> [Given instruction 1]:
Rewrite the passage on NSA surveillance, starting at the words "These revelations come" and stopping after "is reasonable under the Fourth Amendment.", with "the Cato Institute" in place of "Cato".
> [Given instruction 2]:
According to the passage on NSA surveillance, what will a single "authorization" routinely cover?

These revelations come by way of a letter to Sen. Ron Wyden—who will be speaking about this very government spying program at Cato this Wednesday—from the Office of the Director of National Intelligence, which approved Wyden’s request for declassification of a few morsels of information about secret FISA Court rulings. In the interest of permitting some minimal public debate about the FAA, which is currently before Congress for renewal, Wyden was told he would be allowed to say the following—and only the following publicly:

  • A recent unclassified report noted that the Foreign Intelligence Surveillance Court has repeatedly held that collection carried out pursuant to the FISA Section 702 minimization procedures used by the government is reasonable under the Fourth Amendment.
  • It is also true that on at least one occasion the Foreign Intelligence Surveillance Court held that some collection carried out pursuant to the Section 702 minimization procedures used by the government was unreasonable under the Fourth Amendment.
  • I believe that the government’s implementation of Section 702 of FISA has sometimes circumvented the spirit of the law, and on at least one occasion the FISA Court has reached this same conclusion.

That first statement is almost certainly a direct reference to Sen. Dianne Feinstein’s assertions in a recent report from the Senate Intelligence Committee—which noted that the Court has blessed much of the surveillance under Section 702, the part of the FAA that permits warrantless acquisition of international communications. Given the massive volume of NSA surveillance, however, the fact that some NSA surveillance was held constitutional is much less significant, for purposes of public accountability, than the fact that some of it was unconstitutional. Feinstein’s summary of those positive classified opinions was made public weeks ago, apparently without much trouble. Yet only now that the FAA renewal has made it through multiple committees is the public permitted to know—after much tooth-pulling from a senator, via a letter released late on a Friday afternoon—how incomplete that summary really was.

It’s cause for concern any time government exceeds the bounds of the Fourth Amendment, but it should be truly worrying when it’s in the context of mass-scale spying by the NSA. Based on what little we know of the NSA’s programs from public reports, a single “authorization” will routinely cover hundreds or thousands of phone numbers and e‑mail addresses. That means that even if there’s only “one occasion” on which the NSA “circumvented the spirit of the law” or flouted the Fourth Amendment, the rights of thousands of Americans could easily have been violated.

> [Given records]:
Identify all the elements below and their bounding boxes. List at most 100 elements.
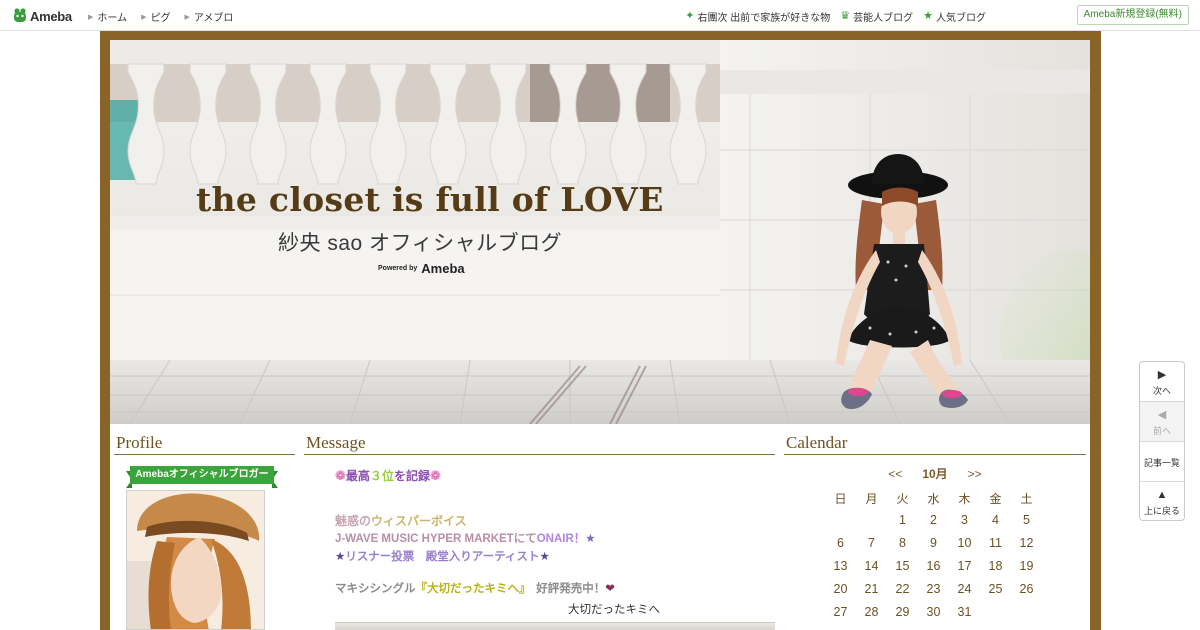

--

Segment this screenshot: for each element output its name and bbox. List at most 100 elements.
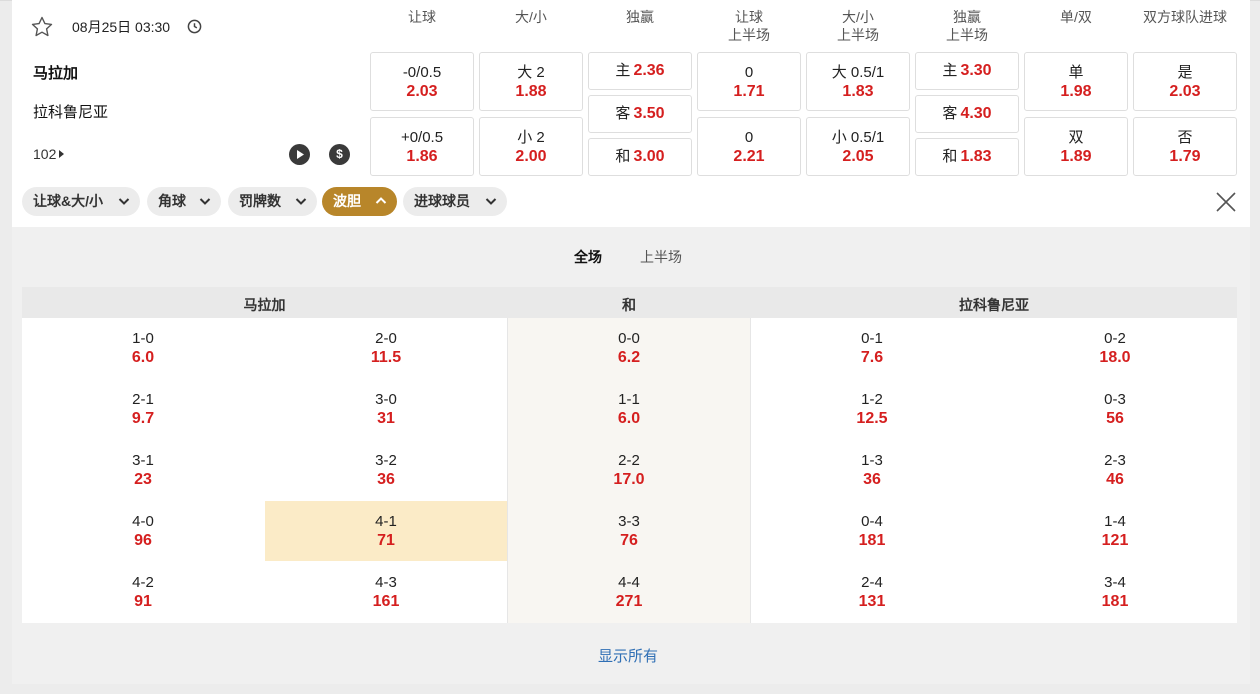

> [Problem solution 1]:
These revelations come by way of a letter to Sen. Ron Wyden—who will be speaking about this very government spying program at the Cato Institute this Wednesday—from the Office of the Director of National Intelligence, which approved Wyden’s request for declassification of a few morsels of information about secret FISA Court rulings. In the interest of permitting some minimal public debate about the FAA, which is currently before Congress for renewal, Wyden was told he would be allowed to say the following—and only the following publicly:

  • A recent unclassified report noted that the Foreign Intelligence Surveillance Court has repeatedly held that collection carried out pursuant to the FISA Section 702 minimization procedures used by the government is reasonable under the Fourth Amendment.

> [Problem solution 2]:
Hundreds or thousands of phone numbers and e‑mail addresses.